◆ WORK TO DO:
What follows are records. Restate all of them word for word.

◆ EXTRACTED RECORDS:
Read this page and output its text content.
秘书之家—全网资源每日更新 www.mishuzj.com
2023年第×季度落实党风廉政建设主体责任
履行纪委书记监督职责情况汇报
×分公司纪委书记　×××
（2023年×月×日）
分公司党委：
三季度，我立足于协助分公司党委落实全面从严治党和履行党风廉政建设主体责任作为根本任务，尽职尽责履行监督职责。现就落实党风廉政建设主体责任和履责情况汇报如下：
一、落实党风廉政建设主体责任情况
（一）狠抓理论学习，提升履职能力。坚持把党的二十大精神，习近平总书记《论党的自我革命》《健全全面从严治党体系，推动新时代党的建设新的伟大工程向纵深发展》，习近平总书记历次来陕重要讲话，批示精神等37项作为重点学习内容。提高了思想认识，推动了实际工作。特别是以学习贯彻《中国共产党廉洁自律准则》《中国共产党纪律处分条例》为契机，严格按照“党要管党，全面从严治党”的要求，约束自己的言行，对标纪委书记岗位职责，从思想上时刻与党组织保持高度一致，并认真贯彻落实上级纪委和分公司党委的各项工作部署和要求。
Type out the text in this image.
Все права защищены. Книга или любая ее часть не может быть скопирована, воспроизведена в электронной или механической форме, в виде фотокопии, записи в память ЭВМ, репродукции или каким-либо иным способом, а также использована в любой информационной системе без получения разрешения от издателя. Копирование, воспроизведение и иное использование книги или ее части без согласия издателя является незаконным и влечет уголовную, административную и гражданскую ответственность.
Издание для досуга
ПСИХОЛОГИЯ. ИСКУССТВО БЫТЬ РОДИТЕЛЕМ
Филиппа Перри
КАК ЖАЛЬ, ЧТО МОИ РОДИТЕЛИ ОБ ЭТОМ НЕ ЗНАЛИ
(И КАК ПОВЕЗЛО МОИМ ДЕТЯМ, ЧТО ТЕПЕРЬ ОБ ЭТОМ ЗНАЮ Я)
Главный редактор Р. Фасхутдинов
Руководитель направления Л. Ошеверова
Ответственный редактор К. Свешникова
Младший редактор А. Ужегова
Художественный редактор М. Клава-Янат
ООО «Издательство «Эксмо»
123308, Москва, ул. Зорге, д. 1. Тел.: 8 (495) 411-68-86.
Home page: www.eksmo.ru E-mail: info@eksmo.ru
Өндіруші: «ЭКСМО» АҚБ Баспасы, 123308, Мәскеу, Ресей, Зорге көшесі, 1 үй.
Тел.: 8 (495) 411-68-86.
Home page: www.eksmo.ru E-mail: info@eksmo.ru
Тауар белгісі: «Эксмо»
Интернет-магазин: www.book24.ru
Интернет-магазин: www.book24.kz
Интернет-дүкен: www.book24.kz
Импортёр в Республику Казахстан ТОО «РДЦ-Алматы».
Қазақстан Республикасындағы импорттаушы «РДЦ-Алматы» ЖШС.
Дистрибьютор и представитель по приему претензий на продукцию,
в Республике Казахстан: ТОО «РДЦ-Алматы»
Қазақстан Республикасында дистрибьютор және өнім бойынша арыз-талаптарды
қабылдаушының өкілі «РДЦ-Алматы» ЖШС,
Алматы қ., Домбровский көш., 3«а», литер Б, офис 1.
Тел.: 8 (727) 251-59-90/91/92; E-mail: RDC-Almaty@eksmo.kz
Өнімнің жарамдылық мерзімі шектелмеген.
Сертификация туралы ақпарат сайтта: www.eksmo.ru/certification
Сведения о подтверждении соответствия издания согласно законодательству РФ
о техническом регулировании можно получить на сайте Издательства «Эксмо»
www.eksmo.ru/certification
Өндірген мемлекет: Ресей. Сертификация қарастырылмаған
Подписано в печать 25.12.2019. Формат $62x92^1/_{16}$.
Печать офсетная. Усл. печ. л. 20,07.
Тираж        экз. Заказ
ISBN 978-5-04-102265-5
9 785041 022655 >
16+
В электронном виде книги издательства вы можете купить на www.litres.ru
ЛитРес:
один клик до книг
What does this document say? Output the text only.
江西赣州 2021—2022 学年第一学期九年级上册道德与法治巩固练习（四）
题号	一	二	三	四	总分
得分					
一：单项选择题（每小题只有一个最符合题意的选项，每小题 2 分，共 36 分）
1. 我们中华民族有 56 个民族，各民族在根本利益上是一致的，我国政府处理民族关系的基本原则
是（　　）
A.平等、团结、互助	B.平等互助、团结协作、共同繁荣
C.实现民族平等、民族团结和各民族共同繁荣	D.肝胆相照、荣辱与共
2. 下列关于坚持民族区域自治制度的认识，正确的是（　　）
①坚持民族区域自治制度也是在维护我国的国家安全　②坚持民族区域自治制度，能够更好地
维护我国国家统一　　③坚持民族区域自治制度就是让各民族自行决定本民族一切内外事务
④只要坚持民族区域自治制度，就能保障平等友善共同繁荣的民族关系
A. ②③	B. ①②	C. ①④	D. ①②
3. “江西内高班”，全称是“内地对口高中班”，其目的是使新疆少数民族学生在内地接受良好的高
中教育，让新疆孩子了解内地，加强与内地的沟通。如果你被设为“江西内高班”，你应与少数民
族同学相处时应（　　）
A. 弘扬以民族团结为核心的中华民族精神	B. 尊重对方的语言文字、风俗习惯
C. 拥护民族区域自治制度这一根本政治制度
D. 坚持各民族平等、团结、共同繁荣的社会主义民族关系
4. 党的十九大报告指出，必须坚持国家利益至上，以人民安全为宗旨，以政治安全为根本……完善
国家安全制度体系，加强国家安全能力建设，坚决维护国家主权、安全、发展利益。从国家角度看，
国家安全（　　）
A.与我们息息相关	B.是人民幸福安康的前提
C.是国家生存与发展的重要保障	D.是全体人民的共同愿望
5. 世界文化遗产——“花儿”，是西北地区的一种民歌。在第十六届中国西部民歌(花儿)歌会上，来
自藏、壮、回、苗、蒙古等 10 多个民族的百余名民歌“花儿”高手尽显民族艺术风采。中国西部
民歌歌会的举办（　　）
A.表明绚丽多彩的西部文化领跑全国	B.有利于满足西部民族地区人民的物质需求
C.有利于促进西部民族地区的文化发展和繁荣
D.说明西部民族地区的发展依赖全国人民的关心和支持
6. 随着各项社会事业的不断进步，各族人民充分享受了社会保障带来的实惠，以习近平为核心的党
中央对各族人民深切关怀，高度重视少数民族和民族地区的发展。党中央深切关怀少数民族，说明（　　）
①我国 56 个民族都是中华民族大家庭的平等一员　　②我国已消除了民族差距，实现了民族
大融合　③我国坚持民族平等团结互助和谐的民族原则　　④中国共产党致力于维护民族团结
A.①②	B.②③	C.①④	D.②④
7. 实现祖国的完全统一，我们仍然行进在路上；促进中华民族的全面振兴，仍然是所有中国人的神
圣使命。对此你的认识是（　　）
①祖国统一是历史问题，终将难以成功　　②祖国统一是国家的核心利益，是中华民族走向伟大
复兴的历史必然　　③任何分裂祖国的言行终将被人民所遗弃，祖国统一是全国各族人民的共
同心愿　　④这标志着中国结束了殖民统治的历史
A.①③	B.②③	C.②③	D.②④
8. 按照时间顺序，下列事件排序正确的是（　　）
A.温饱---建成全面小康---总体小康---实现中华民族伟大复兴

◆ SOLUTION TO THIS PROBLEM:
Read this page and output its text content.
秘书之家—全网资源每日更新 www.mishuzj.com
2023年第×季度落实党风廉政建设主体责任
履行纪委书记监督职责情况汇报
×分公司纪委书记　×××
（2023年×月×日）
分公司党委：
三季度，我立足于协助分公司党委落实全面从严治党和履行党风廉政建设主体责任作为根本任务，尽职尽责履行监督职责。现就落实党风廉政建设主体责任和履责情况汇报如下：
一、落实党风廉政建设主体责任情况
（一）狠抓理论学习，提升履职能力。坚持把党的二十大精神，习近平总书记《论党的自我革命》《健全全面从严治党体系，推动新时代党的建设新的伟大工程向纵深发展》，习近平总书记历次来陕重要讲话，批示精神等37项作为重点学习内容。提高了思想认识，推动了实际工作。特别是以学习贯彻《中国共产党廉洁自律准则》《中国共产党纪律处分条例》为契机，严格按照“党要管党，全面从严治党”的要求，约束自己的言行，对标纪委书记岗位职责，从思想上时刻与党组织保持高度一致，并认真贯彻落实上级纪委和分公司党委的各项工作部署和要求。
Type out the text in this image.
Все права защищены. Книга или любая ее часть не может быть скопирована, воспроизведена в электронной или механической форме, в виде фотокопии, записи в память ЭВМ, репродукции или каким-либо иным способом, а также использована в любой информационной системе без получения разрешения от издателя. Копирование, воспроизведение и иное использование книги или ее части без согласия издателя является незаконным и влечет уголовную, административную и гражданскую ответственность.
Издание для досуга
ПСИХОЛОГИЯ. ИСКУССТВО БЫТЬ РОДИТЕЛЕМ
Филиппа Перри
КАК ЖАЛЬ, ЧТО МОИ РОДИТЕЛИ ОБ ЭТОМ НЕ ЗНАЛИ
(И КАК ПОВЕЗЛО МОИМ ДЕТЯМ, ЧТО ТЕПЕРЬ ОБ ЭТОМ ЗНАЮ Я)
Главный редактор Р. Фасхутдинов
Руководитель направления Л. Ошеверова
Ответственный редактор К. Свешникова
Младший редактор А. Ужегова
Художественный редактор М. Клава-Янат
ООО «Издательство «Эксмо»
123308, Москва, ул. Зорге, д. 1. Тел.: 8 (495) 411-68-86.
Home page: www.eksmo.ru E-mail: info@eksmo.ru
Өндіруші: «ЭКСМО» АҚБ Баспасы, 123308, Мәскеу, Ресей, Зорге көшесі, 1 үй.
Тел.: 8 (495) 411-68-86.
Home page: www.eksmo.ru E-mail: info@eksmo.ru
Тауар белгісі: «Эксмо»
Интернет-магазин: www.book24.ru
Интернет-магазин: www.book24.kz
Интернет-дүкен: www.book24.kz
Импортёр в Республику Казахстан ТОО «РДЦ-Алматы».
Қазақстан Республикасындағы импорттаушы «РДЦ-Алматы» ЖШС.
Дистрибьютор и представитель по приему претензий на продукцию,
в Республике Казахстан: ТОО «РДЦ-Алматы»
Қазақстан Республикасында дистрибьютор және өнім бойынша арыз-талаптарды
қабылдаушының өкілі «РДЦ-Алматы» ЖШС,
Алматы қ., Домбровский көш., 3«а», литер Б, офис 1.
Тел.: 8 (727) 251-59-90/91/92; E-mail: RDC-Almaty@eksmo.kz
Өнімнің жарамдылық мерзімі шектелмеген.
Сертификация туралы ақпарат сайтта: www.eksmo.ru/certification
Сведения о подтверждении соответствия издания согласно законодательству РФ
о техническом регулировании можно получить на сайте Издательства «Эксмо»
www.eksmo.ru/certification
Өндірген мемлекет: Ресей. Сертификация қарастырылмаған
Подписано в печать 25.12.2019. Формат $62x92^1/_{16}$.
Печать офсетная. Усл. печ. л. 20,07.
Тираж        экз. Заказ
ISBN 978-5-04-102265-5
9 785041 022655 >
16+
В электронном виде книги издательства вы можете купить на www.litres.ru
ЛитРес:
один клик до книг
What does this document say? Output the text only.
江西赣州 2021—2022 学年第一学期九年级上册道德与法治巩固练习（四）
题号	一	二	三	四	总分
得分					
一：单项选择题（每小题只有一个最符合题意的选项，每小题 2 分，共 36 分）
1. 我们中华民族有 56 个民族，各民族在根本利益上是一致的，我国政府处理民族关系的基本原则
是（　　）
A.平等、团结、互助	B.平等互助、团结协作、共同繁荣
C.实现民族平等、民族团结和各民族共同繁荣	D.肝胆相照、荣辱与共
2. 下列关于坚持民族区域自治制度的认识，正确的是（　　）
①坚持民族区域自治制度也是在维护我国的国家安全　②坚持民族区域自治制度，能够更好地
维护我国国家统一　　③坚持民族区域自治制度就是让各民族自行决定本民族一切内外事务
④只要坚持民族区域自治制度，就能保障平等友善共同繁荣的民族关系
A. ②③	B. ①②	C. ①④	D. ①②
3. “江西内高班”，全称是“内地对口高中班”，其目的是使新疆少数民族学生在内地接受良好的高
中教育，让新疆孩子了解内地，加强与内地的沟通。如果你被设为“江西内高班”，你应与少数民
族同学相处时应（　　）
A. 弘扬以民族团结为核心的中华民族精神	B. 尊重对方的语言文字、风俗习惯
C. 拥护民族区域自治制度这一根本政治制度
D. 坚持各民族平等、团结、共同繁荣的社会主义民族关系
4. 党的十九大报告指出，必须坚持国家利益至上，以人民安全为宗旨，以政治安全为根本……完善
国家安全制度体系，加强国家安全能力建设，坚决维护国家主权、安全、发展利益。从国家角度看，
国家安全（　　）
A.与我们息息相关	B.是人民幸福安康的前提
C.是国家生存与发展的重要保障	D.是全体人民的共同愿望
5. 世界文化遗产——“花儿”，是西北地区的一种民歌。在第十六届中国西部民歌(花儿)歌会上，来
自藏、壮、回、苗、蒙古等 10 多个民族的百余名民歌“花儿”高手尽显民族艺术风采。中国西部
民歌歌会的举办（　　）
A.表明绚丽多彩的西部文化领跑全国	B.有利于满足西部民族地区人民的物质需求
C.有利于促进西部民族地区的文化发展和繁荣
D.说明西部民族地区的发展依赖全国人民的关心和支持
6. 随着各项社会事业的不断进步，各族人民充分享受了社会保障带来的实惠，以习近平为核心的党
中央对各族人民深切关怀，高度重视少数民族和民族地区的发展。党中央深切关怀少数民族，说明（　　）
①我国 56 个民族都是中华民族大家庭的平等一员　　②我国已消除了民族差距，实现了民族
大融合　③我国坚持民族平等团结互助和谐的民族原则　　④中国共产党致力于维护民族团结
A.①②	B.②③	C.①④	D.②④
7. 实现祖国的完全统一，我们仍然行进在路上；促进中华民族的全面振兴，仍然是所有中国人的神
圣使命。对此你的认识是（　　）
①祖国统一是历史问题，终将难以成功　　②祖国统一是国家的核心利益，是中华民族走向伟大
复兴的历史必然　　③任何分裂祖国的言行终将被人民所遗弃，祖国统一是全国各族人民的共
同心愿　　④这标志着中国结束了殖民统治的历史
A.①③	B.②③	C.②③	D.②④
8. 按照时间顺序，下列事件排序正确的是（　　）
A.温饱---建成全面小康---总体小康---实现中华民族伟大复兴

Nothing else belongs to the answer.